Set down all of the data that follows word for word, without the images.
— start Entries shown —
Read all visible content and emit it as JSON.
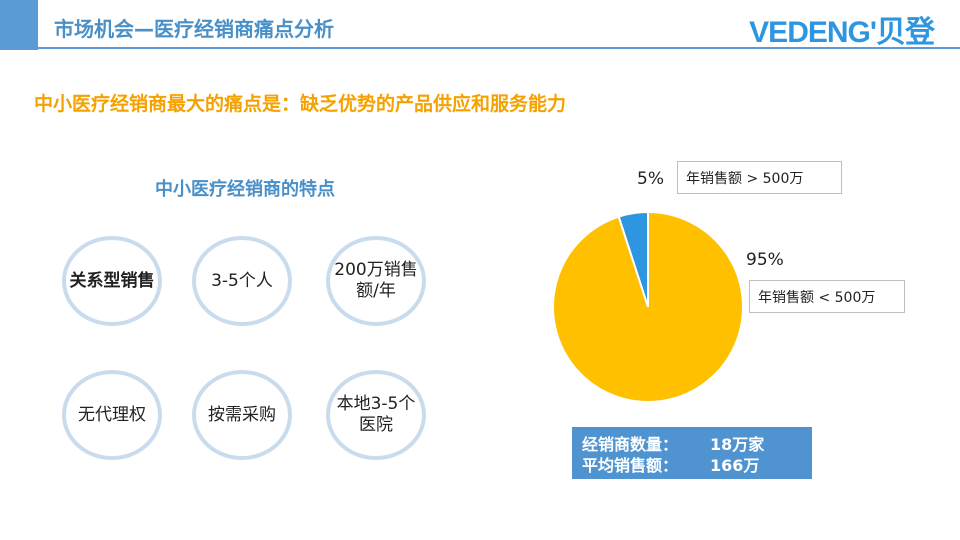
{
  "header": {
    "title": "市场机会—医疗经销商痛点分析",
    "logo": "VEDENG'贝登"
  },
  "headline": "中小医疗经销商最大的痛点是：缺乏优势的产品供应和服务能力",
  "features": {
    "title": "中小医疗经销商的特点",
    "items": [
      {
        "label": "关系型销售",
        "bold": true
      },
      {
        "label": "3-5个人",
        "bold": false
      },
      {
        "label": "200万销售额/年",
        "bold": false
      },
      {
        "label": "无代理权",
        "bold": false
      },
      {
        "label": "按需采购",
        "bold": false
      },
      {
        "label": "本地3-5个医院",
        "bold": false
      }
    ]
  },
  "chart_data": {
    "type": "pie",
    "slices": [
      {
        "label": "年销售额 > 500万",
        "value": 5,
        "value_label": "5%",
        "color": "#2e96e0"
      },
      {
        "label": "年销售额 < 500万",
        "value": 95,
        "value_label": "95%",
        "color": "#ffc000"
      }
    ]
  },
  "stats": {
    "dealer_count_label": "经销商数量：",
    "dealer_count_value": "18万家",
    "avg_sales_label": "平均销售额：",
    "avg_sales_value": "166万"
  },
  "colors": {
    "accent": "#5b9bd5",
    "headline": "#f5a100",
    "pie_major": "#ffc000",
    "pie_minor": "#2e96e0"
  }
}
— end Entries shown —
== Full solution ==
Read all visible content and emit it as JSON.
{
  "header": {
    "title": "市场机会—医疗经销商痛点分析",
    "logo": "VEDENG'贝登"
  },
  "headline": "中小医疗经销商最大的痛点是：缺乏优势的产品供应和服务能力",
  "features": {
    "title": "中小医疗经销商的特点",
    "items": [
      {
        "label": "关系型销售",
        "bold": true
      },
      {
        "label": "3-5个人",
        "bold": false
      },
      {
        "label": "200万销售额/年",
        "bold": false
      },
      {
        "label": "无代理权",
        "bold": false
      },
      {
        "label": "按需采购",
        "bold": false
      },
      {
        "label": "本地3-5个医院",
        "bold": false
      }
    ]
  },
  "chart_data": {
    "type": "pie",
    "slices": [
      {
        "label": "年销售额 > 500万",
        "value": 5,
        "value_label": "5%",
        "color": "#2e96e0"
      },
      {
        "label": "年销售额 < 500万",
        "value": 95,
        "value_label": "95%",
        "color": "#ffc000"
      }
    ]
  },
  "stats": {
    "dealer_count_label": "经销商数量：",
    "dealer_count_value": "18万家",
    "avg_sales_label": "平均销售额：",
    "avg_sales_value": "166万"
  },
  "colors": {
    "accent": "#5b9bd5",
    "headline": "#f5a100",
    "pie_major": "#ffc000",
    "pie_minor": "#2e96e0"
  }
}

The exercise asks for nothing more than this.